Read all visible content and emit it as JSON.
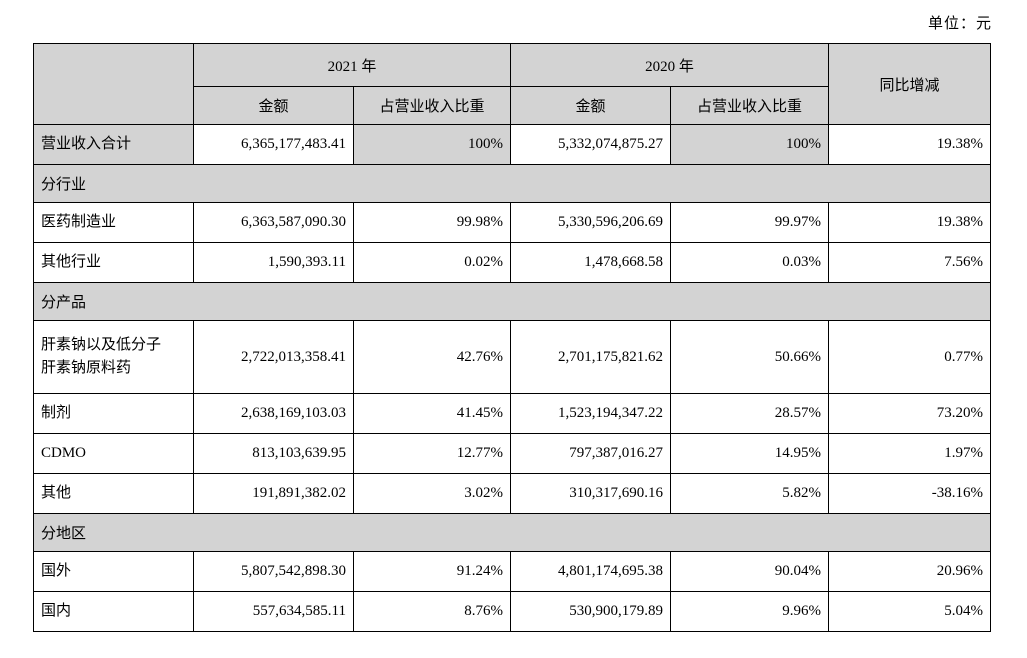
{
  "unit_label": "单位：元",
  "table": {
    "header": {
      "year_2021": "2021 年",
      "year_2020": "2020 年",
      "amount": "金额",
      "share": "占营业收入比重",
      "yoy": "同比增减"
    },
    "rows": [
      {
        "type": "data",
        "shaded": true,
        "label": "营业收入合计",
        "amount_2021": "6,365,177,483.41",
        "share_2021": "100%",
        "amount_2020": "5,332,074,875.27",
        "share_2020": "100%",
        "yoy": "19.38%"
      },
      {
        "type": "section",
        "label": "分行业"
      },
      {
        "type": "data",
        "label": "医药制造业",
        "amount_2021": "6,363,587,090.30",
        "share_2021": "99.98%",
        "amount_2020": "5,330,596,206.69",
        "share_2020": "99.97%",
        "yoy": "19.38%"
      },
      {
        "type": "data",
        "label": "其他行业",
        "amount_2021": "1,590,393.11",
        "share_2021": "0.02%",
        "amount_2020": "1,478,668.58",
        "share_2020": "0.03%",
        "yoy": "7.56%"
      },
      {
        "type": "section",
        "label": "分产品"
      },
      {
        "type": "data",
        "tall": true,
        "label": "肝素钠以及低分子\n肝素钠原料药",
        "amount_2021": "2,722,013,358.41",
        "share_2021": "42.76%",
        "amount_2020": "2,701,175,821.62",
        "share_2020": "50.66%",
        "yoy": "0.77%"
      },
      {
        "type": "data",
        "label": "制剂",
        "amount_2021": "2,638,169,103.03",
        "share_2021": "41.45%",
        "amount_2020": "1,523,194,347.22",
        "share_2020": "28.57%",
        "yoy": "73.20%"
      },
      {
        "type": "data",
        "label": "CDMO",
        "amount_2021": "813,103,639.95",
        "share_2021": "12.77%",
        "amount_2020": "797,387,016.27",
        "share_2020": "14.95%",
        "yoy": "1.97%"
      },
      {
        "type": "data",
        "label": "其他",
        "amount_2021": "191,891,382.02",
        "share_2021": "3.02%",
        "amount_2020": "310,317,690.16",
        "share_2020": "5.82%",
        "yoy": "-38.16%"
      },
      {
        "type": "section",
        "label": "分地区"
      },
      {
        "type": "data",
        "label": "国外",
        "amount_2021": "5,807,542,898.30",
        "share_2021": "91.24%",
        "amount_2020": "4,801,174,695.38",
        "share_2020": "90.04%",
        "yoy": "20.96%"
      },
      {
        "type": "data",
        "label": "国内",
        "amount_2021": "557,634,585.11",
        "share_2021": "8.76%",
        "amount_2020": "530,900,179.89",
        "share_2020": "9.96%",
        "yoy": "5.04%"
      }
    ]
  },
  "colors": {
    "shading": "#d3d3d3",
    "border": "#000000",
    "text": "#000000",
    "background": "#ffffff"
  }
}
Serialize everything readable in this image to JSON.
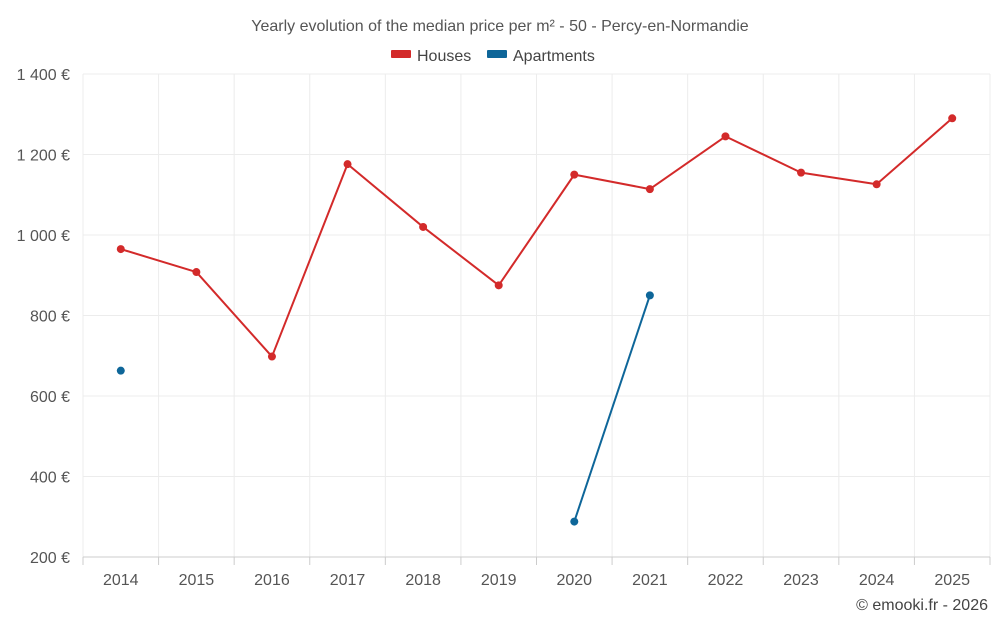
{
  "chart_data": {
    "type": "line",
    "title": "Yearly evolution of the median price per m² - 50 - Percy-en-Normandie",
    "categories": [
      "2014",
      "2015",
      "2016",
      "2017",
      "2018",
      "2019",
      "2020",
      "2021",
      "2022",
      "2023",
      "2024",
      "2025"
    ],
    "series": [
      {
        "name": "Houses",
        "color": "#d32a2a",
        "values": [
          965,
          908,
          698,
          1176,
          1020,
          875,
          1150,
          1114,
          1245,
          1155,
          1126,
          1290
        ]
      },
      {
        "name": "Apartments",
        "color": "#0e6699",
        "values": [
          663,
          null,
          null,
          null,
          null,
          null,
          288,
          850,
          null,
          null,
          null,
          null
        ]
      }
    ],
    "ylim": [
      200,
      1400
    ],
    "yticks": [
      200,
      400,
      600,
      800,
      1000,
      1200,
      1400
    ],
    "ytick_labels": [
      "200 €",
      "400 €",
      "600 €",
      "800 €",
      "1 000 €",
      "1 200 €",
      "1 400 €"
    ],
    "xlabel": "",
    "ylabel": "",
    "grid": true,
    "legend_position": "top-center"
  },
  "credit": "© emooki.fr - 2026"
}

* [Job] Look through the lines above and collect those with the word "JSON".

* [Exercise response]
Read all visible content and emit it as JSON.
Serialize everything readable in this image to JSON.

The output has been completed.